_AIM OF THE EXERCISE:_ Pick out and copy every line below that has the word "left".
>>>>
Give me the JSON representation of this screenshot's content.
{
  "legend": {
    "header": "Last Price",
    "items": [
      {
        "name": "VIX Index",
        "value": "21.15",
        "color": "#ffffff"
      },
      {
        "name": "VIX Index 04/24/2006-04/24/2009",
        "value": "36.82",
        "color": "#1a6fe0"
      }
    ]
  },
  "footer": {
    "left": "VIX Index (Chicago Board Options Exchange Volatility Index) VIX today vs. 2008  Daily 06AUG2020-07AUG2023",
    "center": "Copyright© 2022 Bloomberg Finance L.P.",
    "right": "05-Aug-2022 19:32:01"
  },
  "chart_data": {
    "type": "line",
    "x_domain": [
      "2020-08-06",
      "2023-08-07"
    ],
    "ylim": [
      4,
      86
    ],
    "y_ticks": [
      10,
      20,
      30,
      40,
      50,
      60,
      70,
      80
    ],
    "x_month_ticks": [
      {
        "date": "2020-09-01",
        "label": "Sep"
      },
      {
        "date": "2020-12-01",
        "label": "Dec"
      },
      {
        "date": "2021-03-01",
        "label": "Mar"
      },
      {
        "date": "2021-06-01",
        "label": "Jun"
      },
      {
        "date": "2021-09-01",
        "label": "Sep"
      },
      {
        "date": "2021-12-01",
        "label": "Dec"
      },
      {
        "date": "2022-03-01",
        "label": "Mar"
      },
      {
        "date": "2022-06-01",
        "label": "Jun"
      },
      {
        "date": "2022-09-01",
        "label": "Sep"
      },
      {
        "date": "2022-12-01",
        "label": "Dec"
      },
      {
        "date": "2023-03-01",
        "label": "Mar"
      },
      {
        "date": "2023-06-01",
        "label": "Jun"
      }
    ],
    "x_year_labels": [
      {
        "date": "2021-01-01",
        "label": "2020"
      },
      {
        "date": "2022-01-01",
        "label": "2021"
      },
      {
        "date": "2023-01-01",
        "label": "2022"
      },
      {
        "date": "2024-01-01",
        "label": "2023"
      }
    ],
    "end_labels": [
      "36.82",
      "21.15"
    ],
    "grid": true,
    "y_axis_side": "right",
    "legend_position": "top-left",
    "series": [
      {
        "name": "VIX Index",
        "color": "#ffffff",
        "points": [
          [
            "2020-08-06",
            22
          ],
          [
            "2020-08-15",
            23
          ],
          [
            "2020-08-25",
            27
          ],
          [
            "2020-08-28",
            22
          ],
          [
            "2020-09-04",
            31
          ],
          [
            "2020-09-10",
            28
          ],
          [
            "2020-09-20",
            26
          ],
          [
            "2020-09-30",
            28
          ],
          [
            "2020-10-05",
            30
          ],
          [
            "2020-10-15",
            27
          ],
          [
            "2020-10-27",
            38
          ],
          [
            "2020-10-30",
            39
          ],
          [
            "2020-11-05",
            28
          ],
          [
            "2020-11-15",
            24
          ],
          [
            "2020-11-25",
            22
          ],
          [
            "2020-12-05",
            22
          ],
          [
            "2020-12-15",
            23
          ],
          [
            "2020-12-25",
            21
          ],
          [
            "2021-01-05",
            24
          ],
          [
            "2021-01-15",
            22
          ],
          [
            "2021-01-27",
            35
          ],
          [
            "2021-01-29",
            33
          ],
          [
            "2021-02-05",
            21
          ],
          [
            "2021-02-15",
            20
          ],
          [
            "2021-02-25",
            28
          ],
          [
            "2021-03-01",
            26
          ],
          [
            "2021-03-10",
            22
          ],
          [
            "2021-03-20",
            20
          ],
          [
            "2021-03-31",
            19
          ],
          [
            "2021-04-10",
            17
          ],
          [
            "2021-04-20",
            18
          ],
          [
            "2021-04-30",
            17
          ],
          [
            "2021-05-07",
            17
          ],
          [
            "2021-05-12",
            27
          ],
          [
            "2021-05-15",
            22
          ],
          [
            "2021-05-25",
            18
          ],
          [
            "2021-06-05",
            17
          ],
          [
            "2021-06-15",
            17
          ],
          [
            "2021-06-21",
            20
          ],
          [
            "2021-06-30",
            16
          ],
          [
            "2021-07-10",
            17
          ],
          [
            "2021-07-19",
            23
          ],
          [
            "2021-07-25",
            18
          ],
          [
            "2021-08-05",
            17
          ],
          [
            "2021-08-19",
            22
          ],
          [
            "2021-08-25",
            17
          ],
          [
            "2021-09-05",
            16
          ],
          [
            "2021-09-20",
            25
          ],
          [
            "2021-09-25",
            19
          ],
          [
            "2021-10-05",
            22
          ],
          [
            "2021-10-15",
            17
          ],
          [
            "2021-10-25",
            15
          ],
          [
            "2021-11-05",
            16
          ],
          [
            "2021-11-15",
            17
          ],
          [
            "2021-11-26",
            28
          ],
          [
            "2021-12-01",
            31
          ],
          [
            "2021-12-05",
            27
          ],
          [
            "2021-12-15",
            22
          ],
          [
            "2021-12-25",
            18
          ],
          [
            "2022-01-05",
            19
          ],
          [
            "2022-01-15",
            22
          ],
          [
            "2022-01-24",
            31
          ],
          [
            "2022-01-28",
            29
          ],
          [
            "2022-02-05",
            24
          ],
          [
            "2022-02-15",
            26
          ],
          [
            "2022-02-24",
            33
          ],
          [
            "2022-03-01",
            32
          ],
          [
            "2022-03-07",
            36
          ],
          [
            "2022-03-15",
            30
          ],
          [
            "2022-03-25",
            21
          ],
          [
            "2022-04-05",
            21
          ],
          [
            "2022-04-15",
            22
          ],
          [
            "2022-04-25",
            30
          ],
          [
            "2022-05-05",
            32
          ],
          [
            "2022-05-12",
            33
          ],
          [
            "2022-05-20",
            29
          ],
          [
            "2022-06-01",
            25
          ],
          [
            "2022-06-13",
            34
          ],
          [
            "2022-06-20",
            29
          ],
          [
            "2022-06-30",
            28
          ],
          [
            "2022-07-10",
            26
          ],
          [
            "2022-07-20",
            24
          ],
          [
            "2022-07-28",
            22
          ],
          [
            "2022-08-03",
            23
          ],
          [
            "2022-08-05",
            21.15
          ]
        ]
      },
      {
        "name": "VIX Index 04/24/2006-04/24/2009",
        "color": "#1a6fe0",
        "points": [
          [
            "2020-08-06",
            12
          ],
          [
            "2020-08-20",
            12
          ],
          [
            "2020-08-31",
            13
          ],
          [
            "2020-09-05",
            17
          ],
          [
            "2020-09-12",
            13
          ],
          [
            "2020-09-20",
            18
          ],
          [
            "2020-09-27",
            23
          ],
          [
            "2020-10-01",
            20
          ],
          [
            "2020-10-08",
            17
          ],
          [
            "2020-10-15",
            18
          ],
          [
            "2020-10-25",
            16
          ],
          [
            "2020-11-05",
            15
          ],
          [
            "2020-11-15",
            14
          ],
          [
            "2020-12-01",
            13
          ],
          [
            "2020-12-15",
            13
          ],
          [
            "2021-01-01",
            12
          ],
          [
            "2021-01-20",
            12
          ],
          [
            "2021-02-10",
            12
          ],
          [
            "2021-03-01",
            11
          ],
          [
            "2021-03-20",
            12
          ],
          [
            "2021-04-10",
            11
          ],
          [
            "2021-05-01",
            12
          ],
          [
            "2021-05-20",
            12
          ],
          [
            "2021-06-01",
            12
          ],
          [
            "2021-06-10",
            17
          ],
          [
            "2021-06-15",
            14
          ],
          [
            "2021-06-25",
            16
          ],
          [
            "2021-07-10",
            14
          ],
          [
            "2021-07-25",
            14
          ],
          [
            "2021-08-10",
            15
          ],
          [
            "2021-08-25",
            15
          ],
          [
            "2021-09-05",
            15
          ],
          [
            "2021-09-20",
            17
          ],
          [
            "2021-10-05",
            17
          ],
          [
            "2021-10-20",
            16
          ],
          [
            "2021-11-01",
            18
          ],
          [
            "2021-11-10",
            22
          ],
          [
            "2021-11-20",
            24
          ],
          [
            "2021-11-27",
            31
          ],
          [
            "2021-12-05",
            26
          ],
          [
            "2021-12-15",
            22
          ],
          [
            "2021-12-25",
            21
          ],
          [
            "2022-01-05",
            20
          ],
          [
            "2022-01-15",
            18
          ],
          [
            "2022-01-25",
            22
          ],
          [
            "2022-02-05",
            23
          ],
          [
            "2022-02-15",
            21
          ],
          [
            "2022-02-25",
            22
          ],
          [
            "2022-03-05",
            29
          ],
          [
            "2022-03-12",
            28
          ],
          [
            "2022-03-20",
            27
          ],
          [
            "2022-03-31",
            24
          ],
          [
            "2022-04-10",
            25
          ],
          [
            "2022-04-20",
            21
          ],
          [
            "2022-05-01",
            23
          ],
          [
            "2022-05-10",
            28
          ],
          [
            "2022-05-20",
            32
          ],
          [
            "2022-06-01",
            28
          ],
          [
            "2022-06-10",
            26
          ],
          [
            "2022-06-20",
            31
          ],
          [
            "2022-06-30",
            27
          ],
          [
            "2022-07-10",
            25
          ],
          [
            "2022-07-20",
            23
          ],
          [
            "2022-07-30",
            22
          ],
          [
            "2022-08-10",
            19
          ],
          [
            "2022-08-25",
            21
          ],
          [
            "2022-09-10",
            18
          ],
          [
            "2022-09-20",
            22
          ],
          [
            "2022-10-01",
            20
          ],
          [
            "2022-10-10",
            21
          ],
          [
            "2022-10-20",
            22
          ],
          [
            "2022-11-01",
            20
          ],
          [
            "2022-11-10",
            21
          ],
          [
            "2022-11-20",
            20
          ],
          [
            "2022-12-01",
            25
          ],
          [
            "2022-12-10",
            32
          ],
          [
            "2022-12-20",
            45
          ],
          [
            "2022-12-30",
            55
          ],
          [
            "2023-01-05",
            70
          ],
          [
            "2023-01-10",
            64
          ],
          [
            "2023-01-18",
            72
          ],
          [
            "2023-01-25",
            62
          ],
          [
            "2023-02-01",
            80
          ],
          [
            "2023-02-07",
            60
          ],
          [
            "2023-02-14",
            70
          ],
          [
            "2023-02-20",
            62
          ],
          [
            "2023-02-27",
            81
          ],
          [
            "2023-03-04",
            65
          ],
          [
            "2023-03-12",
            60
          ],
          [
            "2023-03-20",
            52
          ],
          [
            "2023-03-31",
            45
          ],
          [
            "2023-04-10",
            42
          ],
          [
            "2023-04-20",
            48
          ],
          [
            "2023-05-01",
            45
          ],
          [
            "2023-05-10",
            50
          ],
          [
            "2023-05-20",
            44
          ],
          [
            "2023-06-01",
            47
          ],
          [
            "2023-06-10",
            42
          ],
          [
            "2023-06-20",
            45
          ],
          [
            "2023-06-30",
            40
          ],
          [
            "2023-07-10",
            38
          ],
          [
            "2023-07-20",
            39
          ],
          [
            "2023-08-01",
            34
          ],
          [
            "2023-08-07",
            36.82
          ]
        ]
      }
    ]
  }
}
<<<<
_EXERCISE ANSWER:_
    "left": "VIX Index (Chicago Board Options Exchange Volatility Index) VIX today vs. 2008  Daily 06AUG2020-07AUG2023",
    "legend_position": "top-left",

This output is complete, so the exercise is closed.